== SUPPLIED RECORDS ==
○ ○ ○ ○ ○ ○ ○
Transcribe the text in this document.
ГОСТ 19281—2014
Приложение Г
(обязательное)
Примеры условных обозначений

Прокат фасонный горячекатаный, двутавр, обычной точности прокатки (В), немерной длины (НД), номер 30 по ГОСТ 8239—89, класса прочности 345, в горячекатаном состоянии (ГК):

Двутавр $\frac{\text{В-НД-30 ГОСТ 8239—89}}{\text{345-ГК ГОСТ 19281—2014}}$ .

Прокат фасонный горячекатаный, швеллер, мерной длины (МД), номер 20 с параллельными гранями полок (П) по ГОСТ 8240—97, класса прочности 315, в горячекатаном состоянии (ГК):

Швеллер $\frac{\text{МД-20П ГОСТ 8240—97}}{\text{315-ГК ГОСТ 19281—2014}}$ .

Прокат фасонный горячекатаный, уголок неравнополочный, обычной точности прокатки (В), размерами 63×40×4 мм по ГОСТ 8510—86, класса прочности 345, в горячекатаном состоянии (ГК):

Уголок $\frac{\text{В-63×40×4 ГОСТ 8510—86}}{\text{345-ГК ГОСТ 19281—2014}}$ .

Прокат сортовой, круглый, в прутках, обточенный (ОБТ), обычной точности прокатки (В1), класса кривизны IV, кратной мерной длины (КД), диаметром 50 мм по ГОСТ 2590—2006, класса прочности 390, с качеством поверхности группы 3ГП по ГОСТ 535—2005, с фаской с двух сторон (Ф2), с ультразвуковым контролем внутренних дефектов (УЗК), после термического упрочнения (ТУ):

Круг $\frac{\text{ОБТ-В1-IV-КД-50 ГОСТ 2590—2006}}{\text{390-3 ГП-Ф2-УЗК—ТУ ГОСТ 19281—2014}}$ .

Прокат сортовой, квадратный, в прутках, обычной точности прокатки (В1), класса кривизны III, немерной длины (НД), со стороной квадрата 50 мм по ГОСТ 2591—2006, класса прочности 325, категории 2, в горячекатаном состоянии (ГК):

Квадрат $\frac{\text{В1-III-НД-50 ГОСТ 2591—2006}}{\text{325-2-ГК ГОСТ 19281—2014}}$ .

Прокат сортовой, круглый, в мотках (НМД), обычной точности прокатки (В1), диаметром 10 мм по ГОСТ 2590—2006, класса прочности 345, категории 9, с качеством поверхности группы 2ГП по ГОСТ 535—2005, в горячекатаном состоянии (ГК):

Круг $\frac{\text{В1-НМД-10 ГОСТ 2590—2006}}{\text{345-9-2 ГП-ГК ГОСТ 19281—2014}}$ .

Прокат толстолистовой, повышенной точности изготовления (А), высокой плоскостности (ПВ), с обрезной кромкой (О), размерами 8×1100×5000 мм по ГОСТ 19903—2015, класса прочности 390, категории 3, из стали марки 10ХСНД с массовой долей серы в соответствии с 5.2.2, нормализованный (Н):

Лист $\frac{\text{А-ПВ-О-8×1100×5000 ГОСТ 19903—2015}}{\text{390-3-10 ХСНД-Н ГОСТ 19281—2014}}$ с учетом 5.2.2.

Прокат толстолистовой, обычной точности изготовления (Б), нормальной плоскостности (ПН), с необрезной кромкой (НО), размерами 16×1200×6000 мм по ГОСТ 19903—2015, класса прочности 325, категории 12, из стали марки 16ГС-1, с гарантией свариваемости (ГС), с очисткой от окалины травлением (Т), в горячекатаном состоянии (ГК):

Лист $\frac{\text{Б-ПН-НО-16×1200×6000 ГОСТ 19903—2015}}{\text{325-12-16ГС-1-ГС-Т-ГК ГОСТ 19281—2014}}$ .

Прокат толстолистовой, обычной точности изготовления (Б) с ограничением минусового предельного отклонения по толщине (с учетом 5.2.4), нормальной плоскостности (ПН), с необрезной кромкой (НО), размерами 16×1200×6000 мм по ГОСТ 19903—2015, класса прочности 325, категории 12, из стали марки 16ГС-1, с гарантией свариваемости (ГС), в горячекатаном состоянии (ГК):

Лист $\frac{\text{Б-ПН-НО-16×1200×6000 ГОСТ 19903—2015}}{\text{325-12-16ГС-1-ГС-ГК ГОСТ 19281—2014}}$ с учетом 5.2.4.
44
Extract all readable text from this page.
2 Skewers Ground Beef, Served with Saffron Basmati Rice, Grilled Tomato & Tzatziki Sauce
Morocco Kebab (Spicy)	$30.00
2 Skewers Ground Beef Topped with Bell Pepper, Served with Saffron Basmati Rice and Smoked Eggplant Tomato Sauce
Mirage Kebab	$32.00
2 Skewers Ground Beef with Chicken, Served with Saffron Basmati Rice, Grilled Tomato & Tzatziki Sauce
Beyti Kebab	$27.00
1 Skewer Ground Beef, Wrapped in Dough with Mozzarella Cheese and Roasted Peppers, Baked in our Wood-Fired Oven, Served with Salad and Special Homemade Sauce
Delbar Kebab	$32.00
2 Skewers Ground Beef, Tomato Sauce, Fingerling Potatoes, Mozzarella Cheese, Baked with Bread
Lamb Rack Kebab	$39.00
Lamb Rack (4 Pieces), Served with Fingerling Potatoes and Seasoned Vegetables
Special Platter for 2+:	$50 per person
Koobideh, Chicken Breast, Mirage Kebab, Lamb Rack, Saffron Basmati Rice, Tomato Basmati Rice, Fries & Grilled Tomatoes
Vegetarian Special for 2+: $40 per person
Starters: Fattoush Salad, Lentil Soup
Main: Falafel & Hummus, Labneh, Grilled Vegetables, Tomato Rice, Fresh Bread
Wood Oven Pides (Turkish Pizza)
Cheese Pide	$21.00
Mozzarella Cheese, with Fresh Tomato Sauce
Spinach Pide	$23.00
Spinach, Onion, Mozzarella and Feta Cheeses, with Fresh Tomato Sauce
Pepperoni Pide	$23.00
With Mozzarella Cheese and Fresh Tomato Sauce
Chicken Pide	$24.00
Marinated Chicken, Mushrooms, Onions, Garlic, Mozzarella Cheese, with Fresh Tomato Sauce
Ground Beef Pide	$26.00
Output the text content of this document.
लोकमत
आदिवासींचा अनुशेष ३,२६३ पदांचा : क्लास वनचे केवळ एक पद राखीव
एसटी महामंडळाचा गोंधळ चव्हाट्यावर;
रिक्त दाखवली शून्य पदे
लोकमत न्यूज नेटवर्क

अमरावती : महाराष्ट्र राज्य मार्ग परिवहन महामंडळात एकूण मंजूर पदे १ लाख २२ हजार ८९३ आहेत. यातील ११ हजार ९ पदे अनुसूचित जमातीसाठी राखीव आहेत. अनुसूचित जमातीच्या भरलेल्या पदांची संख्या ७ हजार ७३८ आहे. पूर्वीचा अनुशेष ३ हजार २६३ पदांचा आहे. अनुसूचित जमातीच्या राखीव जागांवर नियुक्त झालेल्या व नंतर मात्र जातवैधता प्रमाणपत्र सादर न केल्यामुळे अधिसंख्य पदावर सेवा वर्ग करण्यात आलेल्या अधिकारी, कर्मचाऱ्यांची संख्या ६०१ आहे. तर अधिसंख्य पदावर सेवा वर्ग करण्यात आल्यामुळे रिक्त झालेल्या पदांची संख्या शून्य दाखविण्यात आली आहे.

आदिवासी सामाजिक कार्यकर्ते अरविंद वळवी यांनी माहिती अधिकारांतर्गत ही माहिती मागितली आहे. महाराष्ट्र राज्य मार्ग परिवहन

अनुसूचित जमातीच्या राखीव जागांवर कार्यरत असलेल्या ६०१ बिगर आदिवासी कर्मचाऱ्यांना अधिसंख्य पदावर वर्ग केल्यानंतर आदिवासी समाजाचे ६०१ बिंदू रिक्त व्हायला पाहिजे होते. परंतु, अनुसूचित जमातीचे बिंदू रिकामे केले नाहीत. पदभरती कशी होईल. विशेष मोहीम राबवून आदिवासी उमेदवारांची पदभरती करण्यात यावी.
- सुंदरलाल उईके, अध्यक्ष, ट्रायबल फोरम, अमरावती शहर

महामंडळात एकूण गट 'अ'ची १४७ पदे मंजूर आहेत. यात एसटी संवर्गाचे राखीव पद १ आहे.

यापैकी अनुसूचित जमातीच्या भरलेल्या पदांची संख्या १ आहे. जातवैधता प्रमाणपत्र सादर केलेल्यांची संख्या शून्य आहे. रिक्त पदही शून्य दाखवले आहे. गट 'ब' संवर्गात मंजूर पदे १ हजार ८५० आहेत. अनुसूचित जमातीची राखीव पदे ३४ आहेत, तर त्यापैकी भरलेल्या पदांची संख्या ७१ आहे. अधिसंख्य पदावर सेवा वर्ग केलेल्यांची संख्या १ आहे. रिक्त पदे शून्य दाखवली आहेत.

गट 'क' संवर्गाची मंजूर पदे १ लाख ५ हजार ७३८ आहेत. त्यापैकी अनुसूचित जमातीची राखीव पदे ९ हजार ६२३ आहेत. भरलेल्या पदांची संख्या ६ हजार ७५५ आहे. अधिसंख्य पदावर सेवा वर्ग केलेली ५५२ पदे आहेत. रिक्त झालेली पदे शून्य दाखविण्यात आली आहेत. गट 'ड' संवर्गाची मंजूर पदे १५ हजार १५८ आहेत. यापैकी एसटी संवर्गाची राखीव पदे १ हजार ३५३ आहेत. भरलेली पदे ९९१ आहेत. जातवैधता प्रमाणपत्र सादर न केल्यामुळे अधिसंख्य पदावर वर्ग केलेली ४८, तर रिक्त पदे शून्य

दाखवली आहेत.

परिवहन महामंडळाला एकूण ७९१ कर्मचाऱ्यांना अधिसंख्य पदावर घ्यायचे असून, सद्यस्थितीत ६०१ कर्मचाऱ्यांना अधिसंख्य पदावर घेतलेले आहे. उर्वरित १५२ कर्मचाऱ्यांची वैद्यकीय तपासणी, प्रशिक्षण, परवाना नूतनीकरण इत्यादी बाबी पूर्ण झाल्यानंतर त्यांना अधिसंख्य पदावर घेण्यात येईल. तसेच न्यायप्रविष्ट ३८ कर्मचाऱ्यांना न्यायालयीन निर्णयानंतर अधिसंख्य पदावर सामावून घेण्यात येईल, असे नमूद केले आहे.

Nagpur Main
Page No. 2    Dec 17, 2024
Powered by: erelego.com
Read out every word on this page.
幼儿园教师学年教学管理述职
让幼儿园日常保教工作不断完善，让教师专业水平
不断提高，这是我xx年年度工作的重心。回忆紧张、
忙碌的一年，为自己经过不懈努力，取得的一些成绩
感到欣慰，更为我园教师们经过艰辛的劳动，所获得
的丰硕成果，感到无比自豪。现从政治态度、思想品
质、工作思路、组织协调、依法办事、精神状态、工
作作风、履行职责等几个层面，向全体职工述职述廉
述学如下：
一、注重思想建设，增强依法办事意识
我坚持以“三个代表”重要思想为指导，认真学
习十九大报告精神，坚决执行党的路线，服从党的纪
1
○ ○ ○ ○ ○ ○ ○
== WRITTEN INSTRUCTION ==
For each line above that contains the word "Served", copy that line.

== THE OUTPUT ==
2 Skewers Ground Beef, Served with Saffron Basmati Rice, Grilled Tomato & Tzatziki Sauce
2 Skewers Ground Beef Topped with Bell Pepper, Served with Saffron Basmati Rice and Smoked Eggplant Tomato Sauce
2 Skewers Ground Beef with Chicken, Served with Saffron Basmati Rice, Grilled Tomato & Tzatziki Sauce
1 Skewer Ground Beef, Wrapped in Dough with Mozzarella Cheese and Roasted Peppers, Baked in our Wood-Fired Oven, Served with Salad and Special Homemade Sauce
Lamb Rack (4 Pieces), Served with Fingerling Potatoes and Seasoned Vegetables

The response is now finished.